Mais um artigo do nosso correspondente no estrangeiro que tem analisado a "avaliação" da FCT, no qual disseca a teoria de Coutinho de "abate" de unidades de investigação:
A maior parte dos erros factuais
do texto de opinião de António Coutinho no semanário Expresso de 9 de Agosto
intitulado “A favor da avaliação das Unidades de Investigação” já foram
apontados aqui.
Nomeadamente, os “factos”
apresentados por António Coutinho ou não dizem respeito à presente discussão (“foi
a primeira vez que (1) todas as Unidades de Investigação (UI) foram avaliadas
competitivamente no mesmo processo”) ou estão errados (“os resultados
são idênticos aos da última avaliação (2007)” e “a FCT não se intrometeu
no processo de avaliação”).
Sendo as premissas subjacentes
falsas, o artigo de António Coutinho torna-se completamente irrelevante a não
ser para ilustrar o que sucede quando alguém escreve sobre um assunto com
ideias pré-concebidas, sem ter feito o devido estudo da literatura existente, comparando
escalas em unidades diferentes, não ficando surpreendido (nem “agitado”!)
quando os resultados experimentais não batem certo com a sua teoria, etc.
Mas há ainda um outro pecado
capital em ciência que falta mencionar: a utilização de ideias e argumentos de
outros, sem incluir as devidas referências.
O caso britânico
Um facto (daqueles a sério), que
temos a certeza já ter sido constatado por todos com um interesse nesta
avaliação é o desequilíbrio entre as nacionalidades dos membros dos painéis. Um
pouco mais de 23% dos membros são do Reino Unido, seguido de 17% da Itália e
depois temos uma queda abrupta para a França e a Alemanha com pouco menos de
7%. A lista termina com 15 países com apenas um elemento (cerca de 20%). Além
disso, quatro dos seis coordenadores dos painéis são britânicos. Estes são
factos que a FCT deveria explicar.

□ □ □ □ □

Tarefa 1:
Transcreve sem alterações as linhas de dados, desde a linha que contém "amount-avatar: Rs 59.9" até à linha que contém "status-icons <box>932 14 1058 52</box>", ambas incluídas.
As linhas de dados não têm qualquer relação com o texto sobre a avaliação da FCT.

□ □ □ □ □

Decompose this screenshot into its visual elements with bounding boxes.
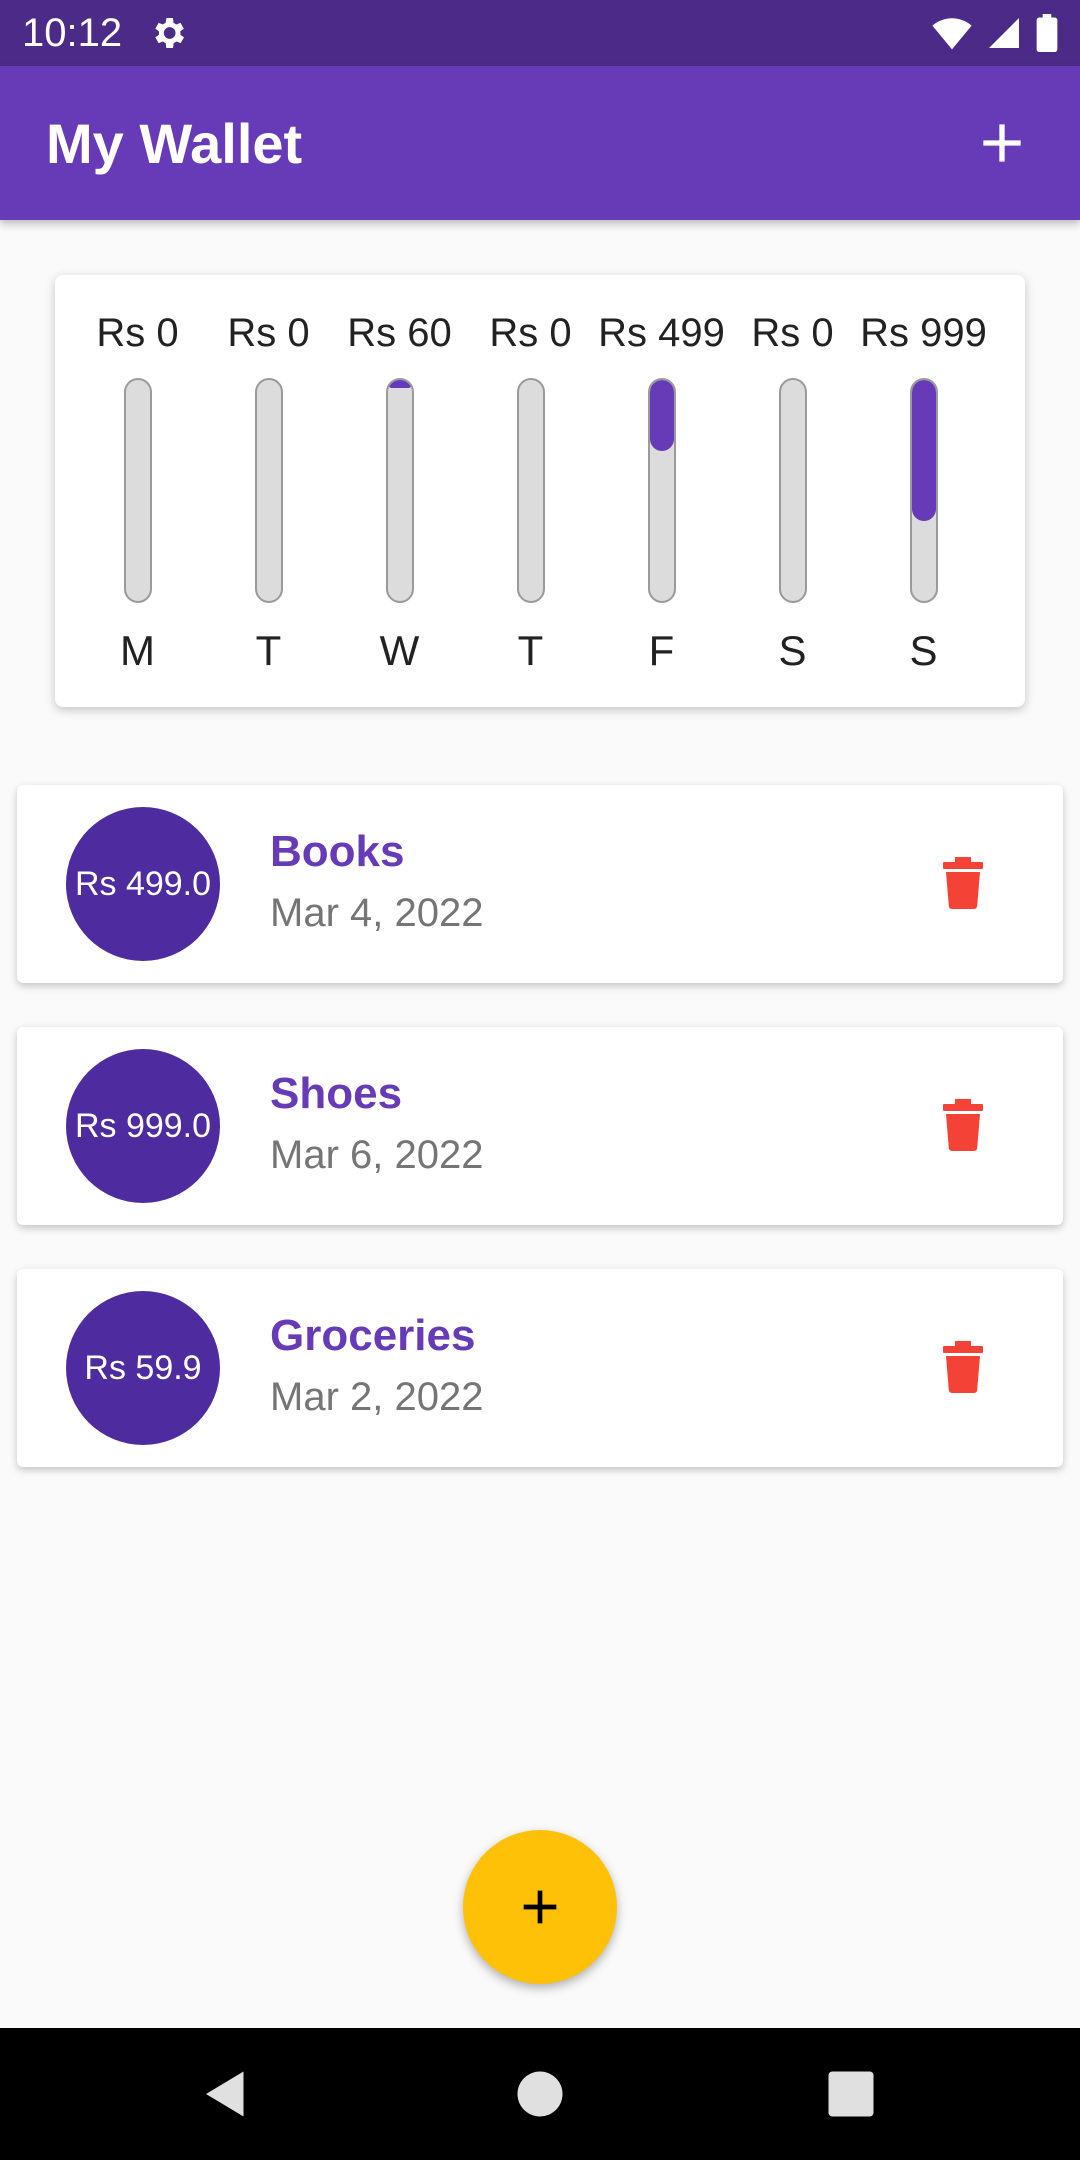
amount-avatar: Rs 59.9 <box>66 1291 220 1445</box>
page-title: My Wallet <box>46 111 303 175</box>
chart-bar <box>388 380 412 388</box>
chart-value-label: Rs 0 <box>96 311 179 355</box>
chart-value-label: Rs 0 <box>489 311 572 355</box>
chart-value-label: Rs 999 <box>860 311 987 355</box>
recents-icon[interactable] <box>821 2064 881 2124</box>
status-bar: 10:12 <box>0 0 1080 66</box>
chart-value-label: Rs 0 <box>227 311 310 355</box>
chart-bar <box>912 380 936 521</box>
chart-value-label: Rs 0 <box>751 311 834 355</box>
add-fab-button[interactable] <box>463 1830 617 1984</box>
transaction-date: Mar 6, 2022 <box>270 1133 484 1177</box>
transaction-title: Groceries <box>270 1311 476 1360</box>
status-time: 10:12 <box>22 10 123 55</box>
chart-bar-track <box>124 378 152 603</box>
wifi-icon <box>932 18 972 50</box>
chart-day-label: M <box>120 627 155 674</box>
trash-icon <box>943 1099 983 1151</box>
chart-bar <box>650 380 674 451</box>
screen: 10:12 My Wallet Rs 0 M Rs 0 T Rs 60 W Rs… <box>0 0 1080 2160</box>
amount-avatar: Rs 499.0 <box>66 807 220 961</box>
chart-day-label: F <box>648 627 675 674</box>
chart-day-3: Rs 0 T <box>465 275 596 707</box>
delete-button[interactable] <box>943 1099 983 1151</box>
chart-day-5: Rs 0 S <box>727 275 858 707</box>
chart-bar-track <box>779 378 807 603</box>
status-icons <box>932 14 1058 52</box>
chart-bar-track <box>517 378 545 603</box>
chart-day-6: Rs 999 S <box>858 275 989 707</box>
chart-bar-track <box>648 378 676 603</box>
transaction-title: Books <box>270 827 405 876</box>
chart-value-label: Rs 60 <box>347 311 452 355</box>
delete-button[interactable] <box>943 857 983 909</box>
weekly-chart: Rs 0 M Rs 0 T Rs 60 W Rs 0 T Rs 499 F Rs… <box>55 275 1025 707</box>
transaction-title: Shoes <box>270 1069 403 1118</box>
app-bar: My Wallet <box>0 66 1080 220</box>
chart-bar-track <box>255 378 283 603</box>
chart-bar-track <box>386 378 414 603</box>
amount-avatar: Rs 999.0 <box>66 1049 220 1203</box>
chart-day-0: Rs 0 M <box>72 275 203 707</box>
back-icon[interactable] <box>196 2064 256 2124</box>
chart-day-label: W <box>379 627 420 674</box>
transaction-card: Rs 59.9 Groceries Mar 2, 2022 <box>17 1269 1063 1467</box>
delete-button[interactable] <box>943 1341 983 1393</box>
chart-day-2: Rs 60 W <box>334 275 465 707</box>
chart-bar-track <box>910 378 938 603</box>
transaction-card: Rs 499.0 Books Mar 4, 2022 <box>17 785 1063 983</box>
trash-icon <box>943 1341 983 1393</box>
chart-day-label: T <box>517 627 544 674</box>
plus-icon <box>523 1890 557 1924</box>
chart-value-label: Rs 499 <box>598 311 725 355</box>
chart-day-4: Rs 499 F <box>596 275 727 707</box>
transaction-card: Rs 999.0 Shoes Mar 6, 2022 <box>17 1027 1063 1225</box>
chart-day-label: S <box>778 627 807 674</box>
chart-day-label: T <box>255 627 282 674</box>
chart-day-label: S <box>909 627 938 674</box>
system-nav-bar <box>0 2028 1080 2160</box>
plus-icon <box>983 124 1021 162</box>
home-icon[interactable] <box>510 2064 570 2124</box>
trash-icon <box>943 857 983 909</box>
battery-icon <box>1036 14 1058 52</box>
gear-icon <box>155 18 185 48</box>
signal-icon <box>989 18 1019 48</box>
transaction-date: Mar 2, 2022 <box>270 1375 484 1419</box>
transaction-date: Mar 4, 2022 <box>270 891 484 935</box>
chart-day-1: Rs 0 T <box>203 275 334 707</box>
add-transaction-button[interactable] <box>970 111 1034 175</box>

□ □ □ □ □

Tarefa 2:
Continua o texto sobre a avaliação da FCT a partir do ponto em que termina.

Resposta 1:
amount-avatar: Rs 59.9 <box>66 1291 220 1445</box>
page-title: My Wallet <box>46 111 303 175</box>
chart-bar <box>388 380 412 388</box>
chart-value-label: Rs 0 <box>96 311 179 355</box>
chart-value-label: Rs 0 <box>489 311 572 355</box>
chart-value-label: Rs 999 <box>860 311 987 355</box>
recents-icon[interactable] <box>821 2064 881 2124</box>
status-bar: 10:12 <box>0 0 1080 66</box>
chart-value-label: Rs 0 <box>227 311 310 355</box>
chart-bar <box>912 380 936 521</box>
chart-value-label: Rs 0 <box>751 311 834 355</box>
add-fab-button[interactable] <box>463 1830 617 1984</box>
transaction-date: Mar 6, 2022 <box>270 1133 484 1177</box>
transaction-title: Groceries <box>270 1311 476 1360</box>
status-time: 10:12 <box>22 10 123 55</box>
chart-bar-track <box>124 378 152 603</box>
wifi-icon <box>932 18 972 50</box>
chart-day-label: M <box>120 627 155 674</box>
trash-icon <box>943 1099 983 1151</box>
chart-bar <box>650 380 674 451</box>
screen: 10:12 My Wallet Rs 0 M Rs 0 T Rs 60 W Rs… <box>0 0 1080 2160</box>
amount-avatar: Rs 499.0 <box>66 807 220 961</box>
chart-day-label: F <box>648 627 675 674</box>
chart-day-3: Rs 0 T <box>465 275 596 707</box>
delete-button[interactable] <box>943 1099 983 1151</box>
chart-day-5: Rs 0 S <box>727 275 858 707</box>
chart-bar-track <box>779 378 807 603</box>
status-icons <box>932 14 1058 52</box>

Resposta 2:
Haverá alguma semelhança entre
esta avaliação e o financiamento da investigação no Reino Unido?
Recuemos a 8 de Setembro de 2010,
à primeira
intervenção de Vince Cable, o Secretário de Estado do Comércio britânico (em
inglês, Secretary of State for Business, Innovation and Skills), sobre ciência.
Com a intenção declarada de
preparar cortes no financiamento na ciência da ordem dos 20-25%, Cable afirmou
que
"It is worth noting in the
last Research Assessment Exercise 54 per cent of submitted work was defined as
world class and that is the area where funding should be concentrated."
Soa familiar? Mais interessante, numa
entrevista que deu depois desta apresentação, Cable fez aquilo que Robert McCredie
May, Barão May de Oxford, OM, AC, FRS, FAA, FTSE, FRSN, HonFAIB, num artigo na
revista New Scientist intitulado “Don't let Britain's politicians ruin science”
classificou como uma inversão deste argumento, declarando que 45% da
investigação não era excelente. Daqui a afirmar que não se deve financiar a mediocridade
correspondente a esses 45% foi um pequeno passo.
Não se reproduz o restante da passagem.